**Exercise instructions:** Look through the records below, count the lines with the word "grid", and reply with only the number.

**Records provided:**
^^^^^^^^

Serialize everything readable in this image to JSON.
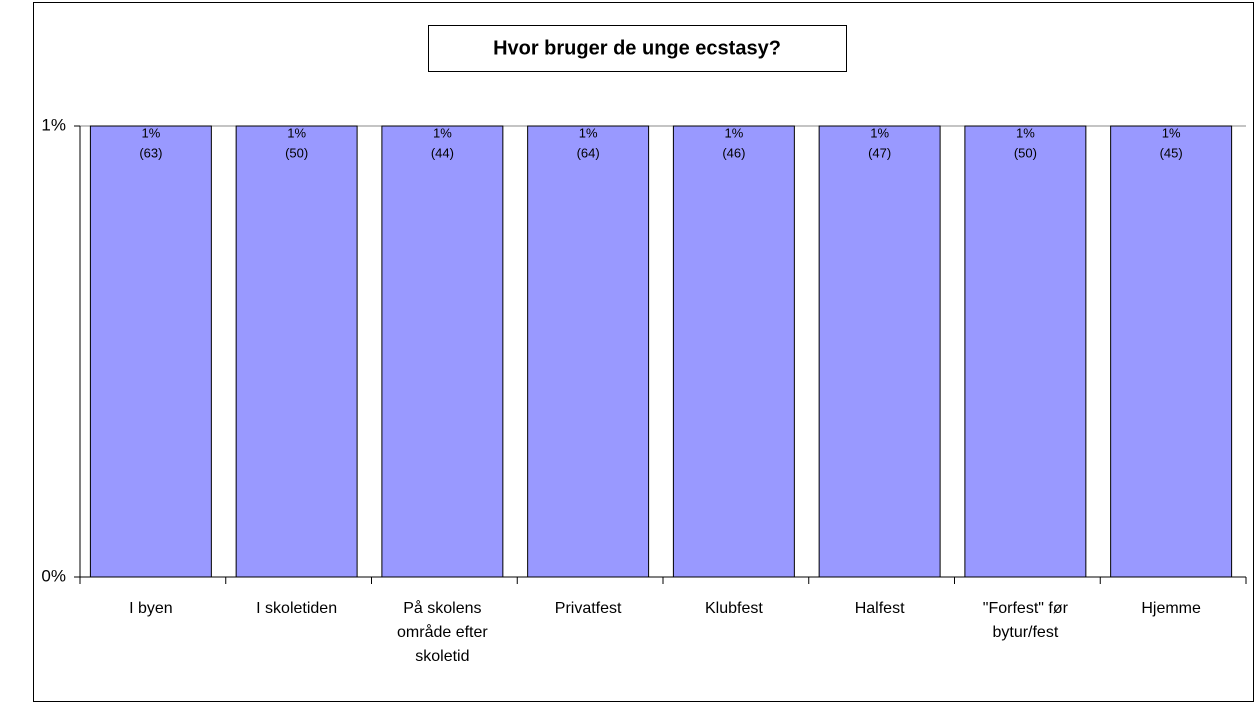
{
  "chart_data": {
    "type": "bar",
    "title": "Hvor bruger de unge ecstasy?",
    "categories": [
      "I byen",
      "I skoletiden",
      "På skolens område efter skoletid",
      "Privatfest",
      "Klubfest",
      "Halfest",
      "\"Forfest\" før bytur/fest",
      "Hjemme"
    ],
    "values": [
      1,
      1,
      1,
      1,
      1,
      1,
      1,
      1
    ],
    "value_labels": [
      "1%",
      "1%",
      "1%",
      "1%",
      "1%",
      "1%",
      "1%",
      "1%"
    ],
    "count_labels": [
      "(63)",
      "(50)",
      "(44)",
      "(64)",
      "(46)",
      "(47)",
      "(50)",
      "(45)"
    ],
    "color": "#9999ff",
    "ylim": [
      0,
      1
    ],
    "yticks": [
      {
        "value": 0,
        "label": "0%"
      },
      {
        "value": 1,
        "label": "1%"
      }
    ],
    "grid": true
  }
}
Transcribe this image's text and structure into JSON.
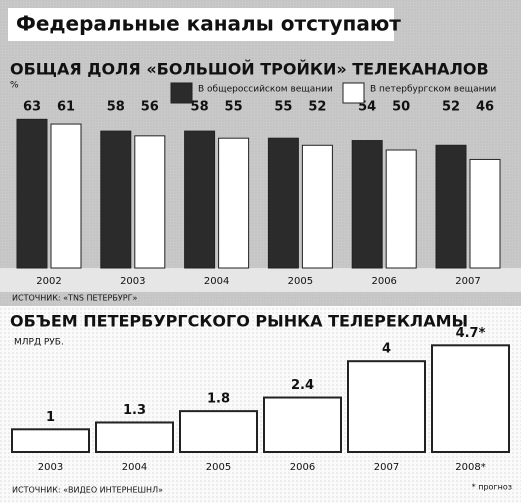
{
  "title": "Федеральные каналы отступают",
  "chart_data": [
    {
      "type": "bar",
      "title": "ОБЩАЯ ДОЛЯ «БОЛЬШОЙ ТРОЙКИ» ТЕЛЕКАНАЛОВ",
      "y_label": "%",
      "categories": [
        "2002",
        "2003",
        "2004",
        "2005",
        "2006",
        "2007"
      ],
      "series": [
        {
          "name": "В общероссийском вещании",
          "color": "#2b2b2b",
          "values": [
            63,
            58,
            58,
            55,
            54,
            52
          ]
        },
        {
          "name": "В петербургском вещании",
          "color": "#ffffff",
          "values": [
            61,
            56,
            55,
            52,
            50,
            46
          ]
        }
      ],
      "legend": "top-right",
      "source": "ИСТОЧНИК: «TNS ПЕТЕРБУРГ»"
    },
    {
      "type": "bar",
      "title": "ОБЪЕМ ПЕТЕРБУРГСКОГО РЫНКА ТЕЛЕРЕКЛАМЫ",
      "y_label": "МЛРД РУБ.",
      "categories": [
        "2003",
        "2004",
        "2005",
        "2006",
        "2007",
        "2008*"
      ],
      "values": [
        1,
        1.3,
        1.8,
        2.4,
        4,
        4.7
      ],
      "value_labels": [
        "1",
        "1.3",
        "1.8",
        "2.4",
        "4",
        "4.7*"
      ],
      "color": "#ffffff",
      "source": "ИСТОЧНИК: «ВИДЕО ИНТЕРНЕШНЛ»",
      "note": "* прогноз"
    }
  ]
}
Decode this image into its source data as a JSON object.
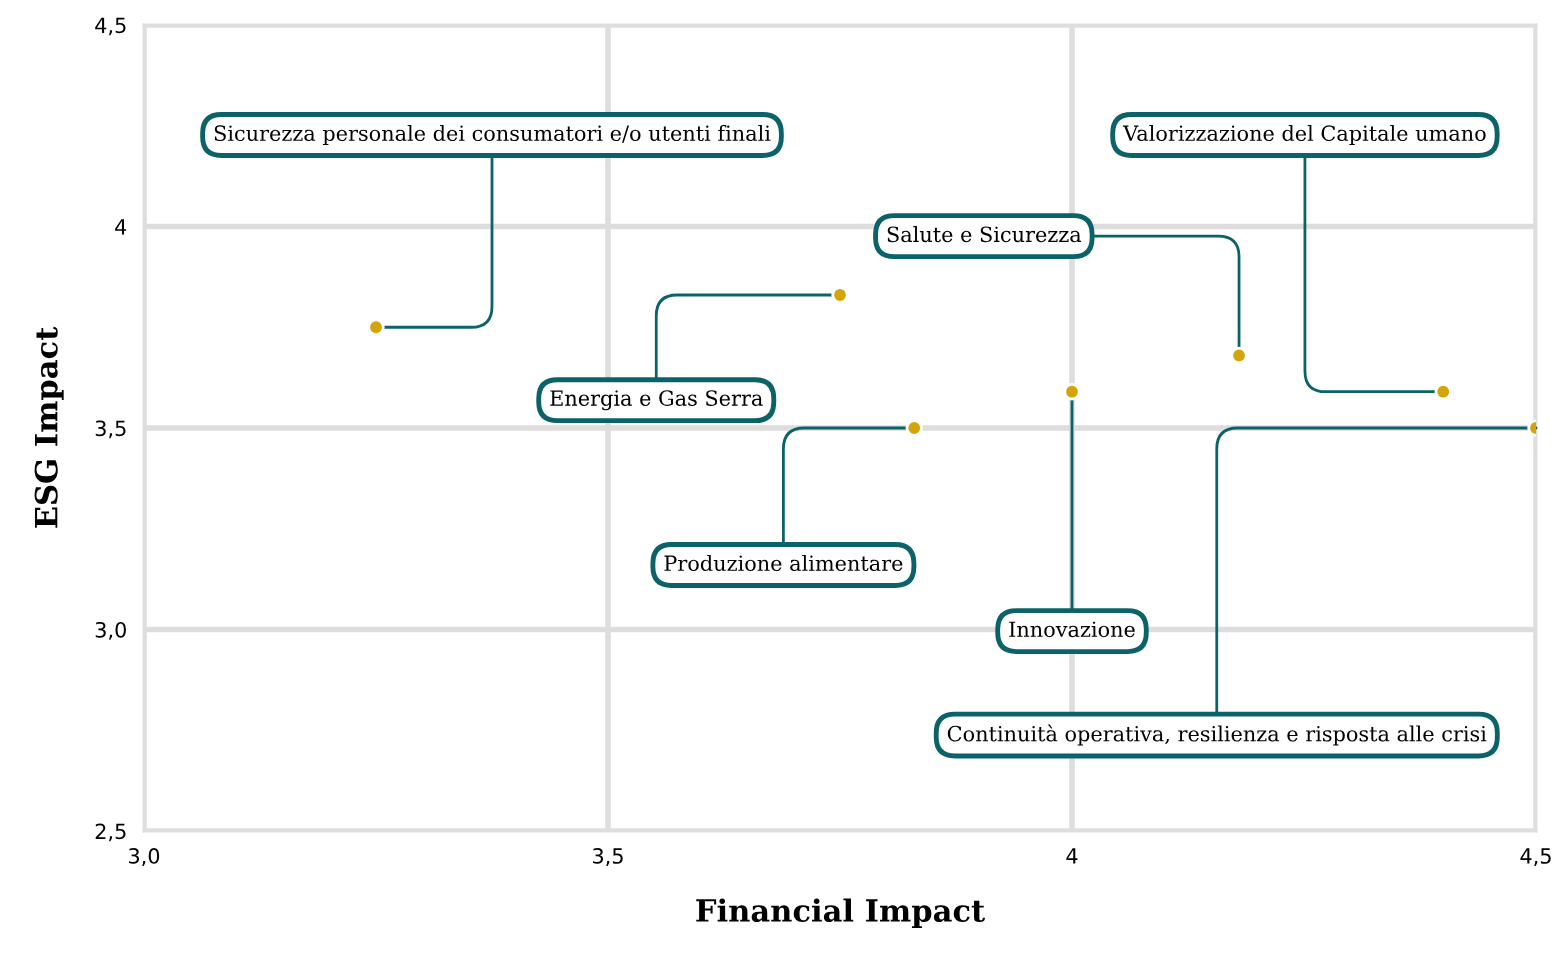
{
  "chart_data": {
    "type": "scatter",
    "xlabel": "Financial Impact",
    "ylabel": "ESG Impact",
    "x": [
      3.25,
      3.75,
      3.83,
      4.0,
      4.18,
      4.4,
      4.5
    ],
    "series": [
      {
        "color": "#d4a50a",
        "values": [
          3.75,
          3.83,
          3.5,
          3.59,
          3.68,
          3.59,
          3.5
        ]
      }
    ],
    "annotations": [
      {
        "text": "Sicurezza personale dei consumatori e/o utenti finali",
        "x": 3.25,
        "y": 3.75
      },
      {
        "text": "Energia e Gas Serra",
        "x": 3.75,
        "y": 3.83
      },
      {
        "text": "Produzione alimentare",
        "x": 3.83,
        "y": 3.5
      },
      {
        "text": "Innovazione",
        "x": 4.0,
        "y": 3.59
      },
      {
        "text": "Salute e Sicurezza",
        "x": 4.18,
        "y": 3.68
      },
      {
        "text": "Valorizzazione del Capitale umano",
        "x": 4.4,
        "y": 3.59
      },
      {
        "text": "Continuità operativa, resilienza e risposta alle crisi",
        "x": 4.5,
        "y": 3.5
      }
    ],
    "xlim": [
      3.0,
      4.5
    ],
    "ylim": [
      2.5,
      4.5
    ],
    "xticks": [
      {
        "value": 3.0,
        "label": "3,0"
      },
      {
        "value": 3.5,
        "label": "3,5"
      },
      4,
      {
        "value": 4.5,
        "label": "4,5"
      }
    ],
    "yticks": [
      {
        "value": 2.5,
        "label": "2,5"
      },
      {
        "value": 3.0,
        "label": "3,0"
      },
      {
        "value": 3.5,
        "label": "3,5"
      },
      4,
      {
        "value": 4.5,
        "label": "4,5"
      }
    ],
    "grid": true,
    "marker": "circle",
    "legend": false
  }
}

^^^^^^^^

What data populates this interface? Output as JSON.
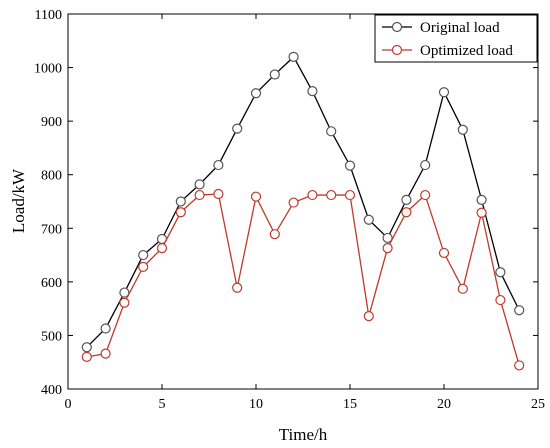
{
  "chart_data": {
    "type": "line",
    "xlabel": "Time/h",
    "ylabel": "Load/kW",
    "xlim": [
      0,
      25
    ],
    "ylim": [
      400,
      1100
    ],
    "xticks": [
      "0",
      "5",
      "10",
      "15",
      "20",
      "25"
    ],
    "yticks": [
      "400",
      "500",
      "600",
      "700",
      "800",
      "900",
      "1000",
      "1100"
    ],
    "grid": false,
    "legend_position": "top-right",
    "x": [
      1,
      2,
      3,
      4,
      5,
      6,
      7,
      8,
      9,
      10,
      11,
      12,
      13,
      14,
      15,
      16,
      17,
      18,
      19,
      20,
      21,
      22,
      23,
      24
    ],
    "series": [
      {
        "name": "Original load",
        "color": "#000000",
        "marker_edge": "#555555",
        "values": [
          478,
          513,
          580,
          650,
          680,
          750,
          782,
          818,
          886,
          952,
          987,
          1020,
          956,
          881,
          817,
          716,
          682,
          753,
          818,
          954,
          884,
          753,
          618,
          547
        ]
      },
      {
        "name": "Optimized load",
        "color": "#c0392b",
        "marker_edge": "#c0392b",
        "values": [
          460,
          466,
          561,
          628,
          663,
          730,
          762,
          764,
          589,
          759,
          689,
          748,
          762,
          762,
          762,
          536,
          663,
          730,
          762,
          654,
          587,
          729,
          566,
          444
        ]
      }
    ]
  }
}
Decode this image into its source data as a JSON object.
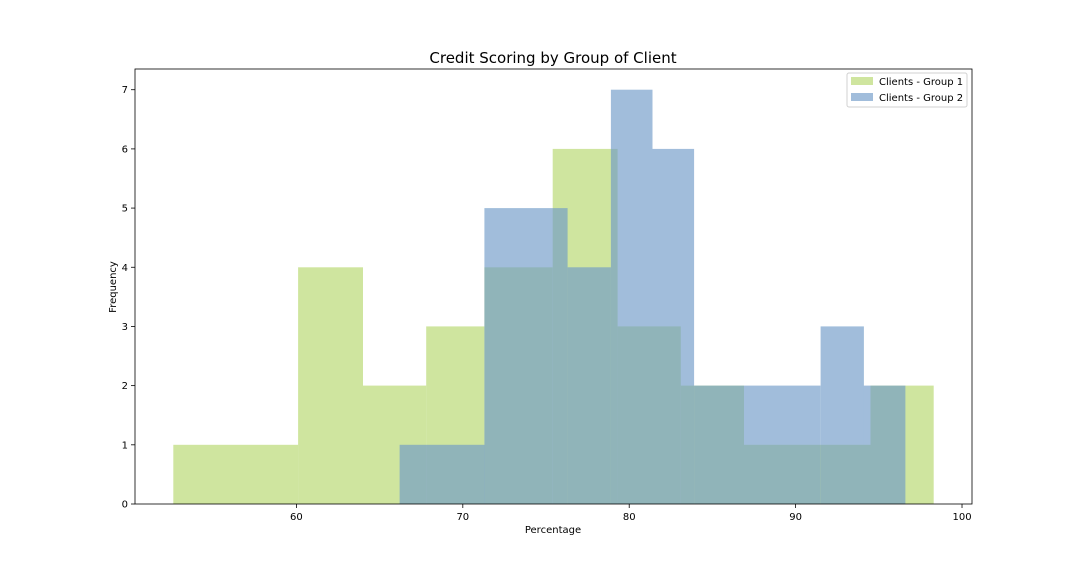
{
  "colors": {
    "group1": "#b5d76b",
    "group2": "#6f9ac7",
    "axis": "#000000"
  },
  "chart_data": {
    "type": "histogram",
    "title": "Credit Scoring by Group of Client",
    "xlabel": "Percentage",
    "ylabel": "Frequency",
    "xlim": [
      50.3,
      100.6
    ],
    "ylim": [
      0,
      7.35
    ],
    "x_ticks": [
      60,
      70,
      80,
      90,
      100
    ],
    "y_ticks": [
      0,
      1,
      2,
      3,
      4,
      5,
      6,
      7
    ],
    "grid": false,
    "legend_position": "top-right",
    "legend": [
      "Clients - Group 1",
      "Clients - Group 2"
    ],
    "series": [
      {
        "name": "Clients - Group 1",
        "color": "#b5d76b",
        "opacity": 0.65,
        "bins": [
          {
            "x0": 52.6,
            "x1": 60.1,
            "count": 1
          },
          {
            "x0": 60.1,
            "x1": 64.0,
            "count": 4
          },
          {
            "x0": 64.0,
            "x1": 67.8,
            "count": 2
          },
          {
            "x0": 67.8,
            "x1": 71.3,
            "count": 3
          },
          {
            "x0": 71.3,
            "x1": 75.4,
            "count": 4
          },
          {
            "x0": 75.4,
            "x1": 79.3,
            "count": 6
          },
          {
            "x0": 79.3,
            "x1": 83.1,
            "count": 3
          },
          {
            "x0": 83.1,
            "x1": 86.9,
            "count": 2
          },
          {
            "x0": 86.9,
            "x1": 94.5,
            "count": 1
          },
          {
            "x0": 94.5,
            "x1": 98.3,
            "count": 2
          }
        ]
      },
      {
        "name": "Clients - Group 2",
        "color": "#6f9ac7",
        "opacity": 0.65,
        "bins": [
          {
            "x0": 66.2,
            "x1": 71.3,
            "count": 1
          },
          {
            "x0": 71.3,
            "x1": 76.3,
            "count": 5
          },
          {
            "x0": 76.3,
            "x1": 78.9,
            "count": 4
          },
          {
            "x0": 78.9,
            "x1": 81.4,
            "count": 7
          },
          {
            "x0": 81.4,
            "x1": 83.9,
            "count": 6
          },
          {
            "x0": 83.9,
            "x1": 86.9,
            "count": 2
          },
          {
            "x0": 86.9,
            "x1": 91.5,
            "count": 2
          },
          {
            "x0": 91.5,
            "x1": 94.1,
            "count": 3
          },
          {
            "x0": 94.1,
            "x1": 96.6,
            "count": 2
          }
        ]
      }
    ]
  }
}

^^^^^^^^

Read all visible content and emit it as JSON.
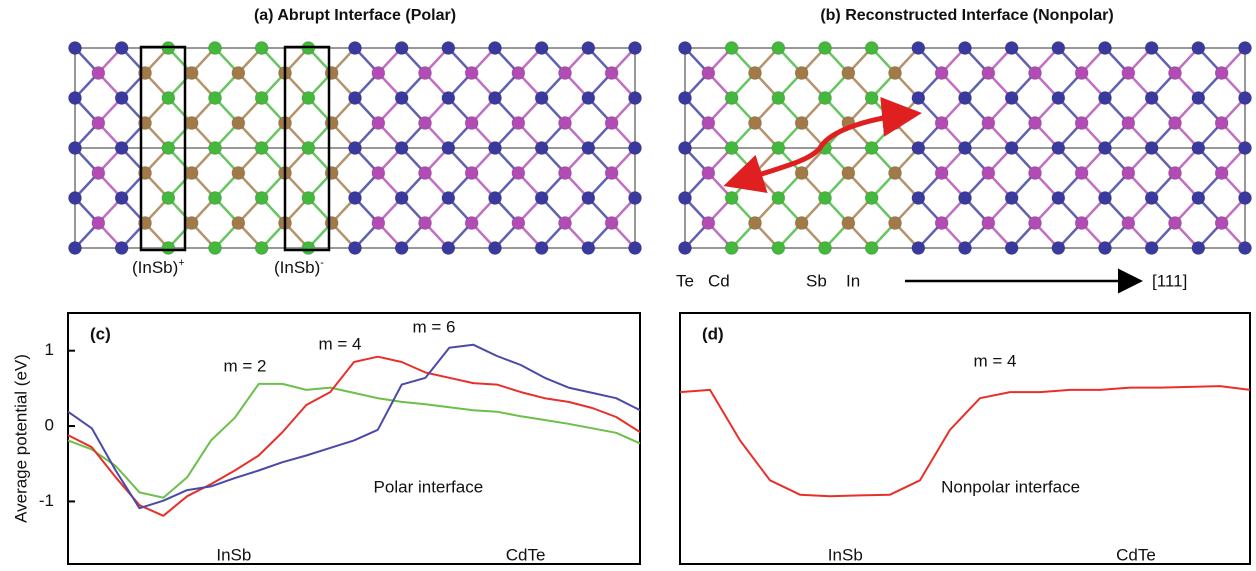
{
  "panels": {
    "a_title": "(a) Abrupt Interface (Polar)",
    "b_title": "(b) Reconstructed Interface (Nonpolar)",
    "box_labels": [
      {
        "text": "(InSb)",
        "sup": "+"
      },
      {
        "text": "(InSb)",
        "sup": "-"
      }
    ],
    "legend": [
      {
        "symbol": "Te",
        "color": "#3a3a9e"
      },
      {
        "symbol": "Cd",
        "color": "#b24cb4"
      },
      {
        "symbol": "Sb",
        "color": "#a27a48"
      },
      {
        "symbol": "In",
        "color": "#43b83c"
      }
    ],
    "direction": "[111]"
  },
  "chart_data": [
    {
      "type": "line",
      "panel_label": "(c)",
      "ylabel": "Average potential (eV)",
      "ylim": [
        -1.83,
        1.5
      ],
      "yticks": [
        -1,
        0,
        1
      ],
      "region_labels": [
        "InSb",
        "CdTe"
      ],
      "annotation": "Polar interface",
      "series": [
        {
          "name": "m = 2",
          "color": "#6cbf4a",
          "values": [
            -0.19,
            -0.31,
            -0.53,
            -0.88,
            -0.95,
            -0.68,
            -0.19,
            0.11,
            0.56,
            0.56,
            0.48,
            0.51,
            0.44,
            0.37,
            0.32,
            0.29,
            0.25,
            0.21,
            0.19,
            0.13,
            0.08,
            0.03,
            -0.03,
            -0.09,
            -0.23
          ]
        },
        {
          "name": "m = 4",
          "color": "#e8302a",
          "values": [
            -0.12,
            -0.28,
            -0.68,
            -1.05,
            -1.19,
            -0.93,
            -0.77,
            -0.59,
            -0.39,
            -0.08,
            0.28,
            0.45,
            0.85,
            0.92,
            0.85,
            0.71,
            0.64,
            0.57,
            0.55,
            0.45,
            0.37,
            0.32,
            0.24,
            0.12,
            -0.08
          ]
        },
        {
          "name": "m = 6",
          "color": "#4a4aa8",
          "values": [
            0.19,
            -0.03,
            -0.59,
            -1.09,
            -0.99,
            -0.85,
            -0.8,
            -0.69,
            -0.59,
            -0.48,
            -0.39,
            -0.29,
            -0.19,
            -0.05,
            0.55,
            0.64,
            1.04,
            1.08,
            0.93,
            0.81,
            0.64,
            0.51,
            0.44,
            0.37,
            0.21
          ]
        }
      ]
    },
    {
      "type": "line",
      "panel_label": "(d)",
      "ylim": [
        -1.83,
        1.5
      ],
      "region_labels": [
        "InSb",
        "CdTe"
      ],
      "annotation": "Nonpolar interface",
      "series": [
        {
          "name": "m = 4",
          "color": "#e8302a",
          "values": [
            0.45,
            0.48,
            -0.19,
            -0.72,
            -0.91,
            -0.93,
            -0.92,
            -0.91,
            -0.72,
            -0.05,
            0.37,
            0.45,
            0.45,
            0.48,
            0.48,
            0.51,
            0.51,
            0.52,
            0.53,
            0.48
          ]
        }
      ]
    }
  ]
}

^^^^^^^^

**Task result:** 4